[start of Input for this task]

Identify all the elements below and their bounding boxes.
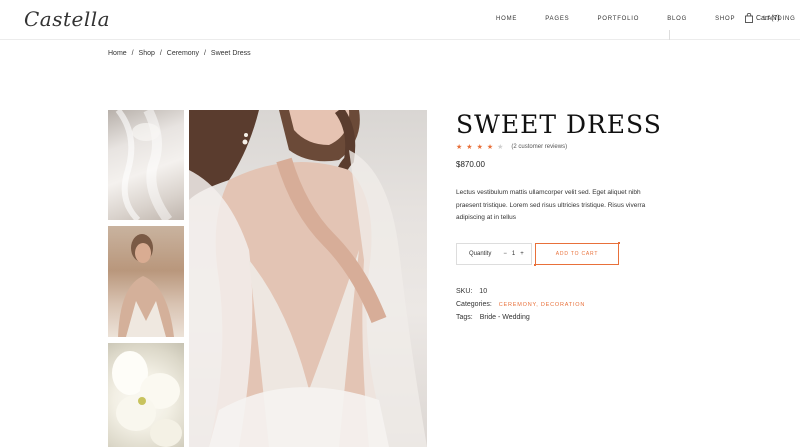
nav-portfolio[interactable]: PORTFOLIO — [597, 16, 639, 22]
product-description: Lectus vestibulum mattis ullamcorper vel… — [456, 189, 646, 221]
breadcrumb-ceremony[interactable]: Ceremony — [167, 50, 199, 57]
site-header: Castella HOME PAGES PORTFOLIO BLOG SHOP … — [0, 0, 800, 40]
categories-links[interactable]: CEREMONY, DECORATION — [499, 302, 585, 308]
star-icon: ★ — [486, 144, 494, 151]
quantity-value[interactable]: 1 — [512, 251, 515, 257]
product-price: $870.00 — [456, 160, 485, 169]
cart-link[interactable]: Cart (7) — [745, 13, 780, 23]
quantity-plus-button[interactable]: + — [520, 251, 524, 257]
product-title: SWEET DRESS — [456, 110, 662, 139]
nav-blog[interactable]: BLOG — [667, 16, 687, 22]
shopping-bag-icon — [745, 13, 753, 23]
product-rating[interactable]: ★ ★ ★ ★ ★ (2 customer reviews) — [456, 143, 567, 151]
review-count[interactable]: (2 customer reviews) — [511, 144, 567, 150]
thumbnail-bow-detail[interactable] — [108, 110, 184, 220]
nav-home[interactable]: HOME — [496, 16, 517, 22]
cart-label: Cart (7) — [756, 14, 780, 22]
flower-illustration — [112, 351, 182, 447]
categories-label: Categories: — [456, 301, 492, 308]
button-accent-dot — [618, 242, 620, 244]
site-logo[interactable]: Castella — [24, 7, 110, 31]
breadcrumb-separator: / — [159, 50, 162, 57]
breadcrumb-current: Sweet Dress — [210, 50, 251, 57]
star-icon: ★ — [466, 144, 473, 151]
breadcrumb: Home / Shop / Ceremony / Sweet Dress — [108, 50, 254, 57]
sku-value: 10 — [479, 288, 488, 295]
nav-pages[interactable]: PAGES — [545, 16, 569, 22]
bride-illustration — [189, 110, 427, 447]
star-icon: ★ — [476, 144, 483, 151]
model-illustration — [118, 234, 174, 337]
breadcrumb-separator: / — [204, 50, 206, 57]
star-empty-icon: ★ — [497, 144, 504, 151]
header-divider — [669, 30, 670, 40]
product-tags: Tags: Bride - Wedding — [456, 314, 530, 321]
breadcrumb-separator: / — [131, 50, 134, 57]
add-to-cart-button[interactable]: ADD TO CART — [535, 243, 619, 265]
quantity-label: Quantity — [469, 251, 492, 257]
thumbnail-model-portrait[interactable] — [108, 226, 184, 337]
breadcrumb-shop[interactable]: Shop — [139, 50, 155, 57]
thumbnail-flowers[interactable] — [108, 343, 184, 447]
product-sku: SKU: 10 — [456, 288, 487, 295]
tags-links[interactable]: Bride - Wedding — [480, 314, 530, 321]
sku-label: SKU: — [456, 288, 473, 295]
quantity-minus-button[interactable]: − — [503, 251, 507, 257]
button-accent-dot — [534, 264, 536, 266]
star-icon: ★ — [456, 144, 463, 151]
breadcrumb-home[interactable]: Home — [108, 50, 127, 57]
nav-shop[interactable]: SHOP — [715, 16, 735, 22]
product-categories: Categories: CEREMONY, DECORATION — [456, 301, 585, 308]
bow-illustration — [115, 110, 173, 220]
tags-label: Tags: — [456, 314, 473, 321]
quantity-stepper[interactable]: Quantity − 1 + — [456, 243, 532, 265]
main-product-image[interactable] — [189, 110, 427, 447]
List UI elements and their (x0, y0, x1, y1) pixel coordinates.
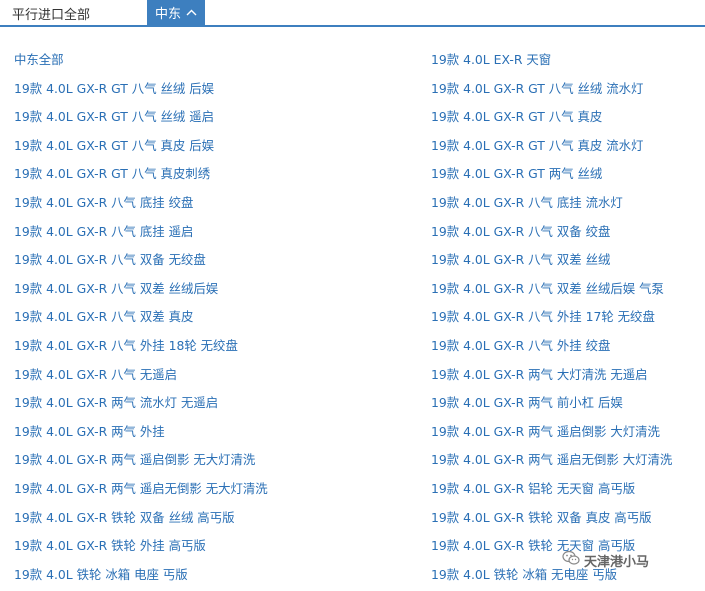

[end of Input for this task]

**Work to be completed**
Copy out every one of the records above word for word, and leave out the pictures.

**Written solution**
Identify all the elements below and their bounding boxes.
nav-portfolio[interactable]: PORTFOLIO — [597, 16, 639, 22]
product-description: Lectus vestibulum mattis ullamcorper vel… — [456, 189, 646, 221]
breadcrumb-ceremony[interactable]: Ceremony — [167, 50, 199, 57]
site-header: Castella HOME PAGES PORTFOLIO BLOG SHOP … — [0, 0, 800, 40]
categories-links[interactable]: CEREMONY, DECORATION — [499, 302, 585, 308]
star-icon: ★ — [486, 144, 494, 151]
quantity-value[interactable]: 1 — [512, 251, 515, 257]
product-price: $870.00 — [456, 160, 485, 169]
cart-link[interactable]: Cart (7) — [745, 13, 780, 23]
quantity-plus-button[interactable]: + — [520, 251, 524, 257]
product-title: SWEET DRESS — [456, 110, 662, 139]
nav-blog[interactable]: BLOG — [667, 16, 687, 22]
shopping-bag-icon — [745, 13, 753, 23]
product-rating[interactable]: ★ ★ ★ ★ ★ (2 customer reviews) — [456, 143, 567, 151]
review-count[interactable]: (2 customer reviews) — [511, 144, 567, 150]
thumbnail-bow-detail[interactable] — [108, 110, 184, 220]
nav-home[interactable]: HOME — [496, 16, 517, 22]
cart-label: Cart (7) — [756, 14, 780, 22]
flower-illustration — [112, 351, 182, 447]
categories-label: Categories: — [456, 301, 492, 308]
button-accent-dot — [618, 242, 620, 244]
site-logo[interactable]: Castella — [24, 7, 110, 31]
breadcrumb-separator: / — [159, 50, 162, 57]
breadcrumb-current: Sweet Dress — [210, 50, 251, 57]
star-icon: ★ — [466, 144, 473, 151]
breadcrumb: Home / Shop / Ceremony / Sweet Dress — [108, 50, 254, 57]
sku-value: 10 — [479, 288, 488, 295]
nav-pages[interactable]: PAGES — [545, 16, 569, 22]
bride-illustration — [189, 110, 427, 447]
star-icon: ★ — [476, 144, 483, 151]
model-illustration — [118, 234, 174, 337]
breadcrumb-separator: / — [204, 50, 206, 57]
star-empty-icon: ★ — [497, 144, 504, 151]
header-divider — [669, 30, 670, 40]
product-tags: Tags: Bride - Wedding — [456, 314, 530, 321]
breadcrumb-separator: / — [131, 50, 134, 57]
add-to-cart-button[interactable]: ADD TO CART — [535, 243, 619, 265]
quantity-label: Quantity — [469, 251, 492, 257]
thumbnail-model-portrait[interactable] — [108, 226, 184, 337]
breadcrumb-shop[interactable]: Shop — [139, 50, 155, 57]
thumbnail-flowers[interactable] — [108, 343, 184, 447]
product-sku: SKU: 10 — [456, 288, 487, 295]
tags-links[interactable]: Bride - Wedding — [480, 314, 530, 321]
sku-label: SKU: — [456, 288, 473, 295]
quantity-minus-button[interactable]: − — [503, 251, 507, 257]
button-accent-dot — [534, 264, 536, 266]
star-icon: ★ — [456, 144, 463, 151]
breadcrumb-home[interactable]: Home — [108, 50, 127, 57]
nav-shop[interactable]: SHOP — [715, 16, 735, 22]
product-categories: Categories: CEREMONY, DECORATION — [456, 301, 585, 308]
bow-illustration — [115, 110, 173, 220]
tags-label: Tags: — [456, 314, 473, 321]
quantity-stepper[interactable]: Quantity − 1 + — [456, 243, 532, 265]
main-product-image[interactable] — [189, 110, 427, 447]
List UI elements and their (x0, y0, x1, y1) pixel coordinates.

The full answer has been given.